■ **Entries from a dataset**:
[START]

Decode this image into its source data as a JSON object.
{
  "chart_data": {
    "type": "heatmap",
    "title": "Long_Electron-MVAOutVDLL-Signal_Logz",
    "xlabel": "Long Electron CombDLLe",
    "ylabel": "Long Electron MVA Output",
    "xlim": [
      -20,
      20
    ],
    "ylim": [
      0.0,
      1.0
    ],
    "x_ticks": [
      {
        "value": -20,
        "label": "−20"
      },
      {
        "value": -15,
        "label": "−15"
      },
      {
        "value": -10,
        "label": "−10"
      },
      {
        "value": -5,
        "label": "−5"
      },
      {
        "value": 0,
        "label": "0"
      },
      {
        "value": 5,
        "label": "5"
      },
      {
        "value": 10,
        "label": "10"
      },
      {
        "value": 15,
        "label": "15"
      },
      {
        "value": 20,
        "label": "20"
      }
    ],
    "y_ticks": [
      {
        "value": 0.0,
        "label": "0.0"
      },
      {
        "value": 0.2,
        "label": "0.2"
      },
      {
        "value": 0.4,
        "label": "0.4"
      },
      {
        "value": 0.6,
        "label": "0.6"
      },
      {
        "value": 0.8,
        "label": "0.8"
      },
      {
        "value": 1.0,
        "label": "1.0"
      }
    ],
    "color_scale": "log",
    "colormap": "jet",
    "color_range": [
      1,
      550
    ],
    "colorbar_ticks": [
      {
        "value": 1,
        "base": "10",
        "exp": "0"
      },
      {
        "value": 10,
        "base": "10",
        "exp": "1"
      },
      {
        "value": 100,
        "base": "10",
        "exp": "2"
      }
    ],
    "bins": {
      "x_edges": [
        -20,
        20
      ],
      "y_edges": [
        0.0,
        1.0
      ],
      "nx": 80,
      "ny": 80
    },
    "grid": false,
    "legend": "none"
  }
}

[END]

■ **Short problem**:
Give the data again, exactly as it stands.

■ **Answer to the exercise**:
Decode this image into its source data as a JSON object.
{
  "chart_data": {
    "type": "heatmap",
    "title": "Long_Electron-MVAOutVDLL-Signal_Logz",
    "xlabel": "Long Electron CombDLLe",
    "ylabel": "Long Electron MVA Output",
    "xlim": [
      -20,
      20
    ],
    "ylim": [
      0.0,
      1.0
    ],
    "x_ticks": [
      {
        "value": -20,
        "label": "−20"
      },
      {
        "value": -15,
        "label": "−15"
      },
      {
        "value": -10,
        "label": "−10"
      },
      {
        "value": -5,
        "label": "−5"
      },
      {
        "value": 0,
        "label": "0"
      },
      {
        "value": 5,
        "label": "5"
      },
      {
        "value": 10,
        "label": "10"
      },
      {
        "value": 15,
        "label": "15"
      },
      {
        "value": 20,
        "label": "20"
      }
    ],
    "y_ticks": [
      {
        "value": 0.0,
        "label": "0.0"
      },
      {
        "value": 0.2,
        "label": "0.2"
      },
      {
        "value": 0.4,
        "label": "0.4"
      },
      {
        "value": 0.6,
        "label": "0.6"
      },
      {
        "value": 0.8,
        "label": "0.8"
      },
      {
        "value": 1.0,
        "label": "1.0"
      }
    ],
    "color_scale": "log",
    "colormap": "jet",
    "color_range": [
      1,
      550
    ],
    "colorbar_ticks": [
      {
        "value": 1,
        "base": "10",
        "exp": "0"
      },
      {
        "value": 10,
        "base": "10",
        "exp": "1"
      },
      {
        "value": 100,
        "base": "10",
        "exp": "2"
      }
    ],
    "bins": {
      "x_edges": [
        -20,
        20
      ],
      "y_edges": [
        0.0,
        1.0
      ],
      "nx": 80,
      "ny": 80
    },
    "grid": false,
    "legend": "none"
  }
}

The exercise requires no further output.